***** EXTRACTED INFORMATION *****
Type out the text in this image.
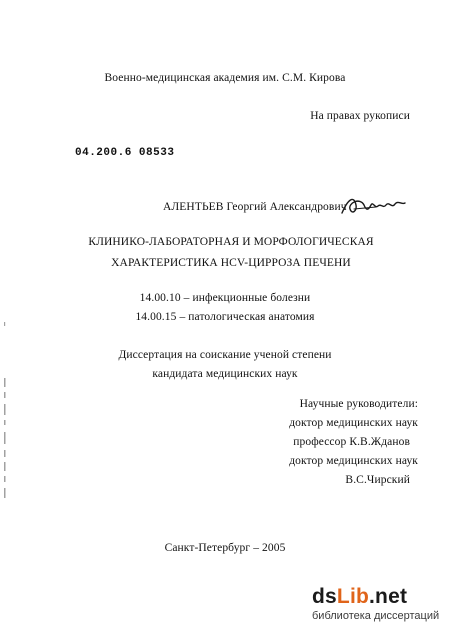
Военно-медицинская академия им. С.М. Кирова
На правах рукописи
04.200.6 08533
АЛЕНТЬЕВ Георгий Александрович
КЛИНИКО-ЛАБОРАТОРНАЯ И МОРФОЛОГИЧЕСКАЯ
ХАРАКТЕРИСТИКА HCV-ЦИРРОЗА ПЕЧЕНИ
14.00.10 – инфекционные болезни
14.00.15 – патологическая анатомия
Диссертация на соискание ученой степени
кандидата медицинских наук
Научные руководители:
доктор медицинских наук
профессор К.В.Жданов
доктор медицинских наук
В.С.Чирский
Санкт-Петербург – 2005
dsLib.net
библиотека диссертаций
*****
__WHAT YOU NEED TO DO__. Without the pictures, reproduce every line of the records above exactly.

__CORRECT ANSWER__.
Type out the text in this image.
Военно-медицинская академия им. С.М. Кирова
На правах рукописи
04.200.6 08533
АЛЕНТЬЕВ Георгий Александрович
КЛИНИКО-ЛАБОРАТОРНАЯ И МОРФОЛОГИЧЕСКАЯ
ХАРАКТЕРИСТИКА HCV-ЦИРРОЗА ПЕЧЕНИ
14.00.10 – инфекционные болезни
14.00.15 – патологическая анатомия
Диссертация на соискание ученой степени
кандидата медицинских наук
Научные руководители:
доктор медицинских наук
профессор К.В.Жданов
доктор медицинских наук
В.С.Чирский
Санкт-Петербург – 2005
dsLib.net
библиотека диссертаций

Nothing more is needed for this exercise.